[Figure record extracts]
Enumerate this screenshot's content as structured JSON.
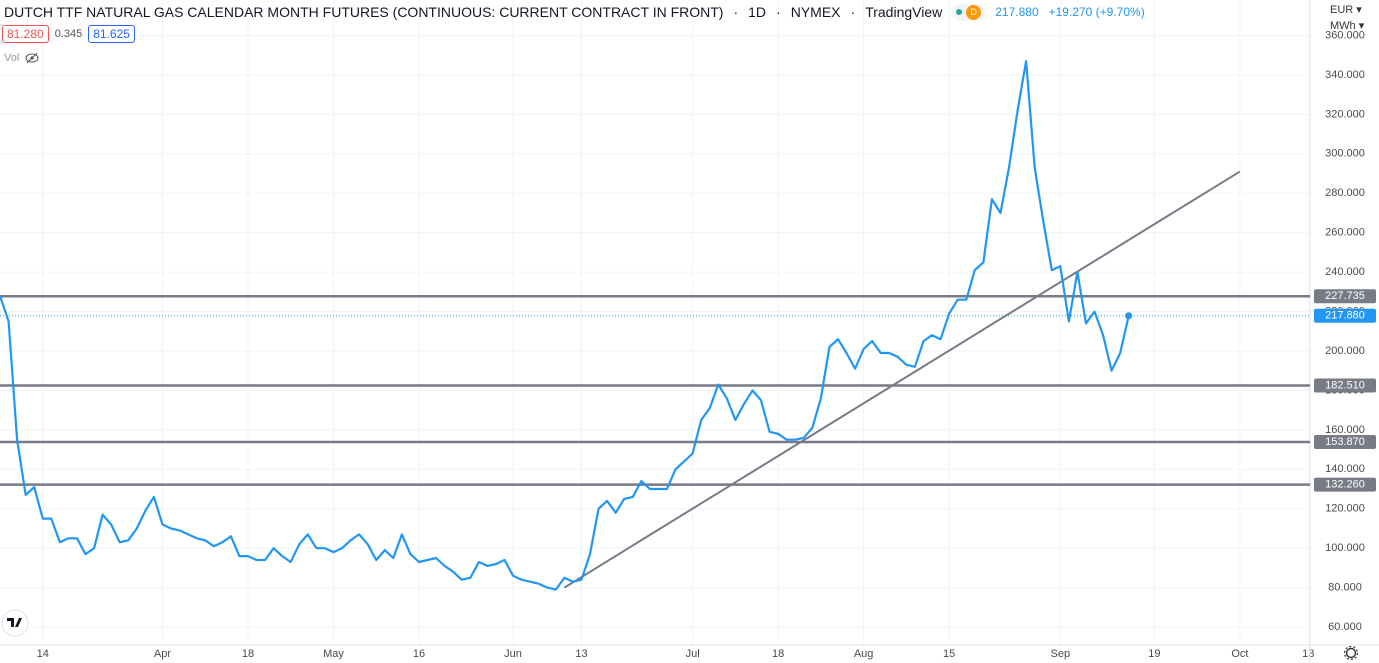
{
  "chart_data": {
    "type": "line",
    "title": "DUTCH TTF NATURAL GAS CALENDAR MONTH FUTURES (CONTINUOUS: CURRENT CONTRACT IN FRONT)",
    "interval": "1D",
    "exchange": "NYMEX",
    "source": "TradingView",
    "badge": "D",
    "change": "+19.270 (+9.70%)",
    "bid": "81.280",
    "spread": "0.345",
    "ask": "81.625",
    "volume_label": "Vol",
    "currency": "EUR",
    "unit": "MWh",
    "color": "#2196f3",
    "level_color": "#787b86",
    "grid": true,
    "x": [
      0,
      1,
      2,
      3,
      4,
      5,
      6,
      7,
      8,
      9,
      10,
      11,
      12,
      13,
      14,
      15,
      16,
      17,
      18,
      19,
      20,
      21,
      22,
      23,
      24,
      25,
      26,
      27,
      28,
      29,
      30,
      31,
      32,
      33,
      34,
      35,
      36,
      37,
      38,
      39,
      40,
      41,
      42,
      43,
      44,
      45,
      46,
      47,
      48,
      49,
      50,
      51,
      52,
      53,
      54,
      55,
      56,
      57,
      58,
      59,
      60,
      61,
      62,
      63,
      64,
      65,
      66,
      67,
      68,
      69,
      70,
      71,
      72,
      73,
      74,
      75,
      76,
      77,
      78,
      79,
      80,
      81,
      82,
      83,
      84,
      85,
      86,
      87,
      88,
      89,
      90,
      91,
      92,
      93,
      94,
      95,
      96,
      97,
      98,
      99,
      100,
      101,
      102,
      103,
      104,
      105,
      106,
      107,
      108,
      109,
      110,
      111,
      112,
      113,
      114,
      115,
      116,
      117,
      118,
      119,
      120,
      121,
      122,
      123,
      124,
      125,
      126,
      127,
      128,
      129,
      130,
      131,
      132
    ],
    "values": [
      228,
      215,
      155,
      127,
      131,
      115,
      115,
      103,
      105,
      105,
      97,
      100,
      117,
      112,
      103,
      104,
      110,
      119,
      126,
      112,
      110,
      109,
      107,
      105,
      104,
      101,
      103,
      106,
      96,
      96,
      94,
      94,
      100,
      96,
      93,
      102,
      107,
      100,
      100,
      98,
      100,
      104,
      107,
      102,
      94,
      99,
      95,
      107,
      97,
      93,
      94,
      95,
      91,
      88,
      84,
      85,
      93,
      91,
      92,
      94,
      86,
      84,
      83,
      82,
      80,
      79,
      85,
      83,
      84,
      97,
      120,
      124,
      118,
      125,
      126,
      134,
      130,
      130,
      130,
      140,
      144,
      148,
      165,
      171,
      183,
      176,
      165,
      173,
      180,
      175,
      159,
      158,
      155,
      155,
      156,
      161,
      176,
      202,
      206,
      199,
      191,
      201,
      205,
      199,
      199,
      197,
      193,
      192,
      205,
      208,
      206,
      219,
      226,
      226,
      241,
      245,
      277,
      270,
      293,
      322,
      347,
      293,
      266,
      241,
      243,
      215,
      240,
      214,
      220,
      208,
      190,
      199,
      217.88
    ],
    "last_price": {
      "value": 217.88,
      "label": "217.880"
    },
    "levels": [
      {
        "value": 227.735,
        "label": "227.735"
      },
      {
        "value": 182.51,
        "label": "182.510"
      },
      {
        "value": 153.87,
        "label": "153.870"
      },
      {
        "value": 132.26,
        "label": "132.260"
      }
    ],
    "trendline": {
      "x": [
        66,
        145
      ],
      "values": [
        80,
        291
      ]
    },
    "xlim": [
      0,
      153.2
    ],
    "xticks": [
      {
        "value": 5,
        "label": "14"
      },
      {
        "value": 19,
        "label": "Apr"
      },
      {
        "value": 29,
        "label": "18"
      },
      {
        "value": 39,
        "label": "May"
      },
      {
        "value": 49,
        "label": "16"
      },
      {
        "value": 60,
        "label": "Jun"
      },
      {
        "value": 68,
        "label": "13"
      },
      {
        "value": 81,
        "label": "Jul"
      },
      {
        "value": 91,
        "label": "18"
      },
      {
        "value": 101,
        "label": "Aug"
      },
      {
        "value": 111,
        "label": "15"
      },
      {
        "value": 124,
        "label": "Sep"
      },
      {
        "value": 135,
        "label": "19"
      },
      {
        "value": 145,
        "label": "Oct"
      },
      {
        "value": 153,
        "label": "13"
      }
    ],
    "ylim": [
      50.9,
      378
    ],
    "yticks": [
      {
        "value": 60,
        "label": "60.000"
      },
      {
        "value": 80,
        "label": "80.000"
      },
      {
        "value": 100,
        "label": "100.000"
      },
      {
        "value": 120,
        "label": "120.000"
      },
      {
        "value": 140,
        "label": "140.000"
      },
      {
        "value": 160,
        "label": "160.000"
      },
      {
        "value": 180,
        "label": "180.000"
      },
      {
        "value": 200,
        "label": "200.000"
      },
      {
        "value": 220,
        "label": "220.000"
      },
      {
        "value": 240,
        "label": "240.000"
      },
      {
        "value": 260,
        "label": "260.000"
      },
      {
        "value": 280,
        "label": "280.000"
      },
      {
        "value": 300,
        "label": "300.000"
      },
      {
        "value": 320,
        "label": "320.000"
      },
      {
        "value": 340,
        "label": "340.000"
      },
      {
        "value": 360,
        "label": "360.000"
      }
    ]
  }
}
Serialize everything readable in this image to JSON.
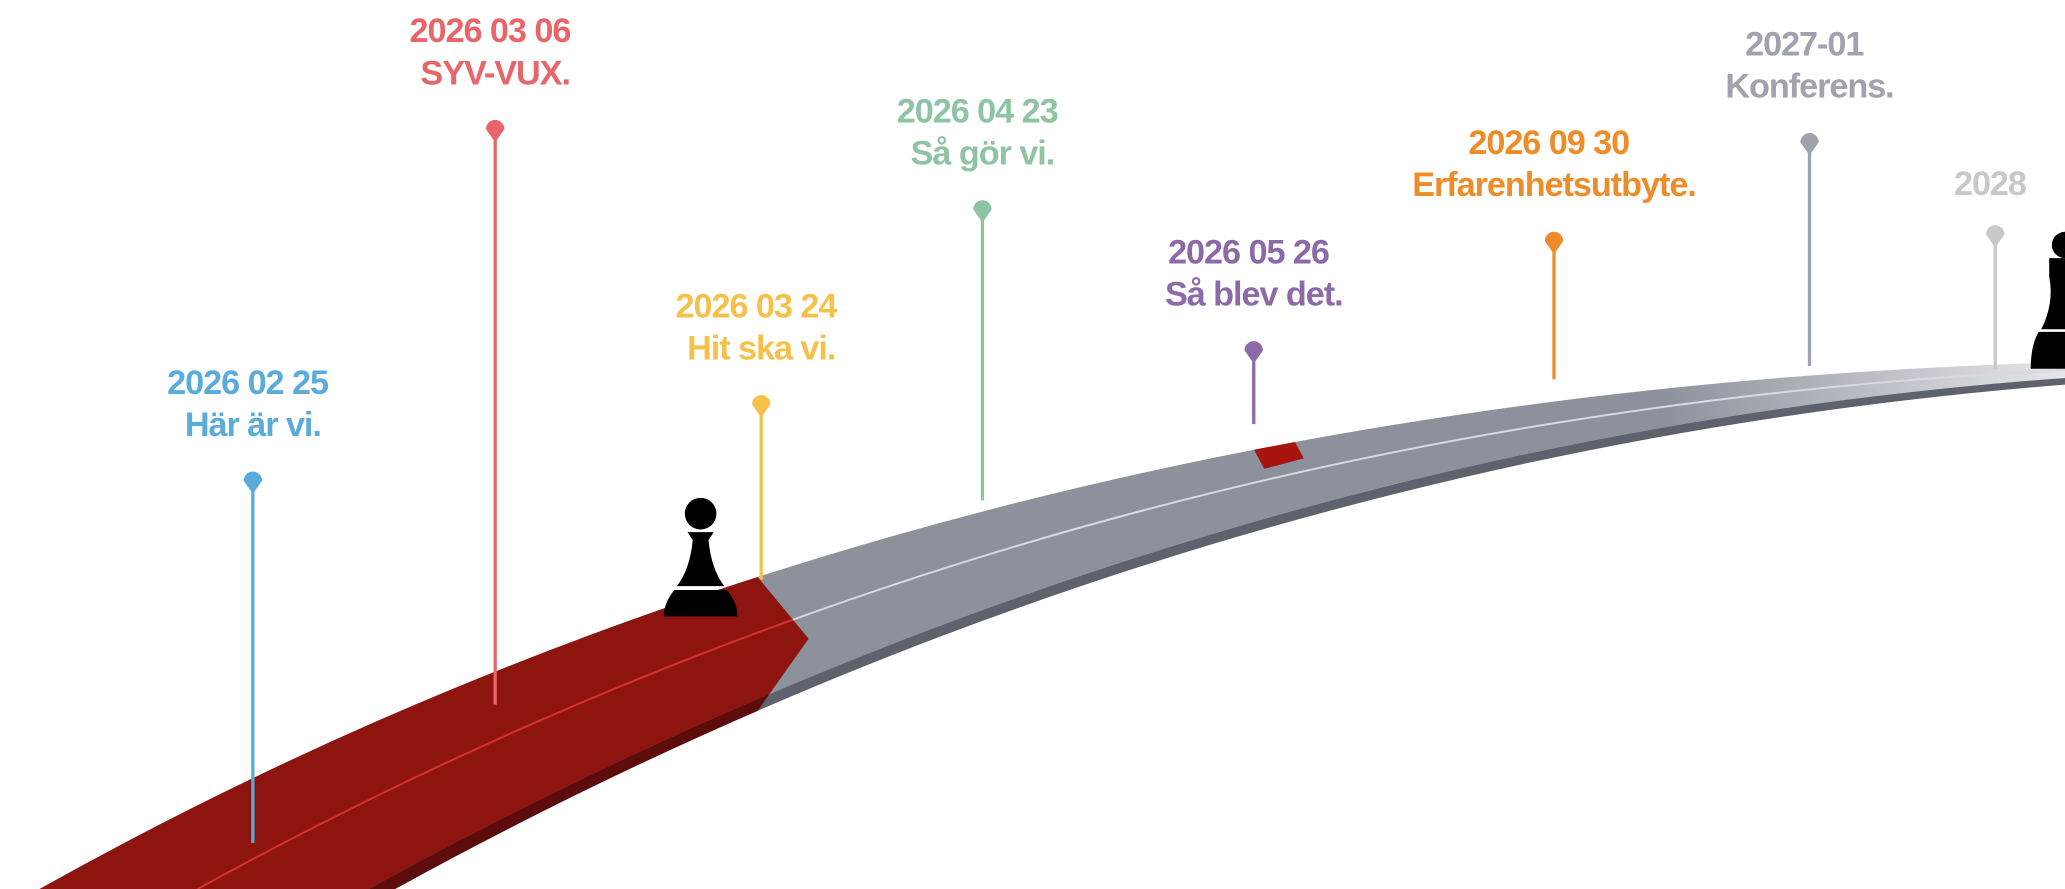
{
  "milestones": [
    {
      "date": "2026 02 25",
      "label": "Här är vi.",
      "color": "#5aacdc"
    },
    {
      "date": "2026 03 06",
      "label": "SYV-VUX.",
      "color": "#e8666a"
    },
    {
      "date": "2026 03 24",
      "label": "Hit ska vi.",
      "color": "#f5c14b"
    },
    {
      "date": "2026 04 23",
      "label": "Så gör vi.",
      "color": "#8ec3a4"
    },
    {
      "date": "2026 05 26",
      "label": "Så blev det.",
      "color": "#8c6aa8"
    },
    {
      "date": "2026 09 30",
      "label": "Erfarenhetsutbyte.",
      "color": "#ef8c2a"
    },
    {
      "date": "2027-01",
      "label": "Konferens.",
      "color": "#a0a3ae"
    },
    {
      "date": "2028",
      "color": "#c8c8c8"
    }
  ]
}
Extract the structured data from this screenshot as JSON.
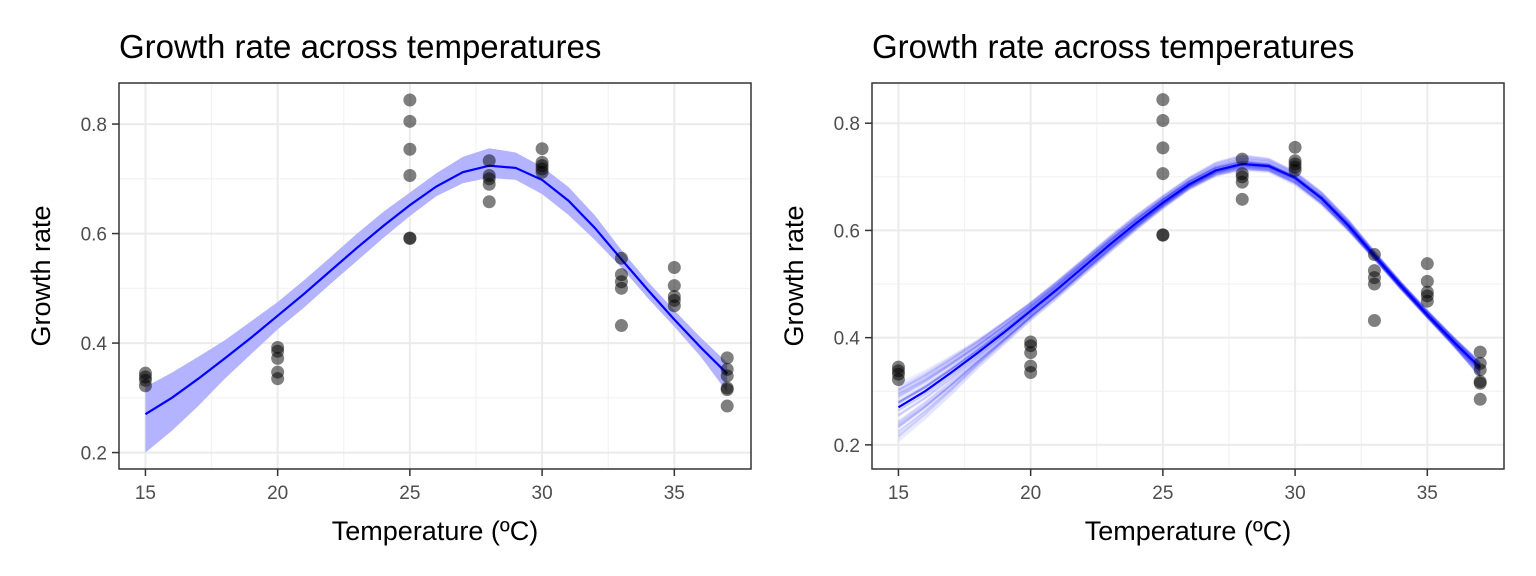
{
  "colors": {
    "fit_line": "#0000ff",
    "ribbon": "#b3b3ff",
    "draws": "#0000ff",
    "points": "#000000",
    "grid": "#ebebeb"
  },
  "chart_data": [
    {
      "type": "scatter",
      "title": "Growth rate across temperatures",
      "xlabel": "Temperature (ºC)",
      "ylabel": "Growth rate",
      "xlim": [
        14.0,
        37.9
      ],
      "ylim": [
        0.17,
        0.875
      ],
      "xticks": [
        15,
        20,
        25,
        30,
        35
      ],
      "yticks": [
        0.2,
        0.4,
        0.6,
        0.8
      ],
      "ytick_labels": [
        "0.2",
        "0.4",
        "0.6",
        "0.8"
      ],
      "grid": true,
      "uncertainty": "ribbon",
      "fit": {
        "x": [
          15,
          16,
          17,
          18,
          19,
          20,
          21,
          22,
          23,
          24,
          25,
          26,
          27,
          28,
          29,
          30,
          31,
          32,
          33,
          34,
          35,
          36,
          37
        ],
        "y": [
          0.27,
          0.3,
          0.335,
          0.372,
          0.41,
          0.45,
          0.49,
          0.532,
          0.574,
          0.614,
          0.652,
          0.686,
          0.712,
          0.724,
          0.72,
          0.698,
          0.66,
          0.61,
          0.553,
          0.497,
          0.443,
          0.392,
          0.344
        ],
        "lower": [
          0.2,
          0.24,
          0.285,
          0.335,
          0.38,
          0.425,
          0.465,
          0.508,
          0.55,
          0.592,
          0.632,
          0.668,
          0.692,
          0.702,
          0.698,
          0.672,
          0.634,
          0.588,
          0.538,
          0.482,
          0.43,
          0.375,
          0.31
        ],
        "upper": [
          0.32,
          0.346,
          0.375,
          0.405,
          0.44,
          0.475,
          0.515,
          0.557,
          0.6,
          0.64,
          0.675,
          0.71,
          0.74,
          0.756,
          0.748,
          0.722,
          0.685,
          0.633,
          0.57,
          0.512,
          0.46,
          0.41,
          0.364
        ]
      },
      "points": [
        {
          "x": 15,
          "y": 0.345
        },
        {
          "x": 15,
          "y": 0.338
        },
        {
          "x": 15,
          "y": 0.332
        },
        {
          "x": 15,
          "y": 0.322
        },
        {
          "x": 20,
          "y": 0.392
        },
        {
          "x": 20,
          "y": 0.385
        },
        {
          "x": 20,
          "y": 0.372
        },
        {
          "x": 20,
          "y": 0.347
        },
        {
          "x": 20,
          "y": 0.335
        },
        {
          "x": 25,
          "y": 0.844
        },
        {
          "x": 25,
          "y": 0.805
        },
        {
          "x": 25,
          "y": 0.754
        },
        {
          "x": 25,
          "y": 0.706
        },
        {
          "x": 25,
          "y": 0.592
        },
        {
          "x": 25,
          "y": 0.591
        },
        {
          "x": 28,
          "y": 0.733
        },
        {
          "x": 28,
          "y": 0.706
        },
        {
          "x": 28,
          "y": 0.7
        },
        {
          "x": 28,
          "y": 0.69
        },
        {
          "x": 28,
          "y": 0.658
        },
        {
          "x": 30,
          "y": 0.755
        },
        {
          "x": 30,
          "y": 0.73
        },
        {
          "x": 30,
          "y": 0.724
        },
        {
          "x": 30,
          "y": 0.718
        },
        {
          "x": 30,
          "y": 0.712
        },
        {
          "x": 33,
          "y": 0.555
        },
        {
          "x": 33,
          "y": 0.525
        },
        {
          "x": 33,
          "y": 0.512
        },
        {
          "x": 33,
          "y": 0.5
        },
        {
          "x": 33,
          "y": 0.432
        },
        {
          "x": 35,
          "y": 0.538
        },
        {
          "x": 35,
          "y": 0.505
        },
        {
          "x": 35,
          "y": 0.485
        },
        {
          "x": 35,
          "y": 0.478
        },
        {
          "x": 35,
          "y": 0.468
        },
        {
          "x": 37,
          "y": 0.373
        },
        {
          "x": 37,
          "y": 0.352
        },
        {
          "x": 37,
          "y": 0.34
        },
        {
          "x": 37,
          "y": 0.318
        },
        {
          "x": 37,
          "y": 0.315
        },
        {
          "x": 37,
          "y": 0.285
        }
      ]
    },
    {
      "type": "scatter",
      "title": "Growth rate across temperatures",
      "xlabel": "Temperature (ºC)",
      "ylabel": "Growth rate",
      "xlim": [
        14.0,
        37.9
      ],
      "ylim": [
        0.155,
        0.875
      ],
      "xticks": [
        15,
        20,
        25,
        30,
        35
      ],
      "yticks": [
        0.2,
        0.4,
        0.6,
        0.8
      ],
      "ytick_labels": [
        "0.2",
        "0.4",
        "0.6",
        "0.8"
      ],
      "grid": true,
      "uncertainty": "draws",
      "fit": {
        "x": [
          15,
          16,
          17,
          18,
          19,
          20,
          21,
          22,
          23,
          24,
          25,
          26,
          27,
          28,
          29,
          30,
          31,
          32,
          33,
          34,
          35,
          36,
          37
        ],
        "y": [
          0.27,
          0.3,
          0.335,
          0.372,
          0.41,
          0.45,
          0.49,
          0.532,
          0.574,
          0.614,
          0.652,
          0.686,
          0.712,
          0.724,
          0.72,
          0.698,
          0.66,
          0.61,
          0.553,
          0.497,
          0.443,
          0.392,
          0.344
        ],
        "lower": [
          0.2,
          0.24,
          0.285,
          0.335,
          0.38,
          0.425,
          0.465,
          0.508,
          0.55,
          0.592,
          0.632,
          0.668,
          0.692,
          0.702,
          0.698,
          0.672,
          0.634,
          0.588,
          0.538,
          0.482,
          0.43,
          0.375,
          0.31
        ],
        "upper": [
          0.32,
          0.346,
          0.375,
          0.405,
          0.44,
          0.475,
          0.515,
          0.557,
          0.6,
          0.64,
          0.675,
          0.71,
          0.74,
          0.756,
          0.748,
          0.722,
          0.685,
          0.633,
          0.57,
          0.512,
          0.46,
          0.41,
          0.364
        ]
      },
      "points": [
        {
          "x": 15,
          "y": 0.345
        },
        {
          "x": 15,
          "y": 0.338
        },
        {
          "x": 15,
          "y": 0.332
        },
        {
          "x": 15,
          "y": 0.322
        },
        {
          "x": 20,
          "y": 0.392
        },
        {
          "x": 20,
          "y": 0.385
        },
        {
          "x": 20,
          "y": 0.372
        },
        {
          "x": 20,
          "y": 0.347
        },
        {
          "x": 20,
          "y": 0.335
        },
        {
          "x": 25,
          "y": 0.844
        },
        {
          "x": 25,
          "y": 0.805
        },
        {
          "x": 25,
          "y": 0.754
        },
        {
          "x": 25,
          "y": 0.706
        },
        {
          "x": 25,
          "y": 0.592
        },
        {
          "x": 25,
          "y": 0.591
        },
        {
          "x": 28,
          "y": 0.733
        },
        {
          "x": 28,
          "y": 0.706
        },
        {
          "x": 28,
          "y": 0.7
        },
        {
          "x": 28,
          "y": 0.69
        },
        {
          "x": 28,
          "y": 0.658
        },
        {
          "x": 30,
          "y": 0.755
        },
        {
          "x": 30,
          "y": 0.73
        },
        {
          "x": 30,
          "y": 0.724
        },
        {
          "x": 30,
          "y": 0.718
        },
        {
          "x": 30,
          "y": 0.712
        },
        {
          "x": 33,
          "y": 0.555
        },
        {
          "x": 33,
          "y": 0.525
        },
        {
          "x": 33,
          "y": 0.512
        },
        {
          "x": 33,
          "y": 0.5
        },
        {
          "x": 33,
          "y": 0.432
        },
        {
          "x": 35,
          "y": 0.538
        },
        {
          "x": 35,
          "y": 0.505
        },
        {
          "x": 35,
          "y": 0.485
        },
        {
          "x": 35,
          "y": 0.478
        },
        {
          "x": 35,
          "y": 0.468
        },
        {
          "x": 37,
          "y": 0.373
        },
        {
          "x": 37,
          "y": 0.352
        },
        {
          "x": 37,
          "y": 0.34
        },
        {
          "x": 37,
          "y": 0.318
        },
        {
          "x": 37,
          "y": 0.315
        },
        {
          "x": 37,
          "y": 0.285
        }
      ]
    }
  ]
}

Your instructions
Tally the lines in the records above that contain the word "screenshot", and give only that number.

Task output
2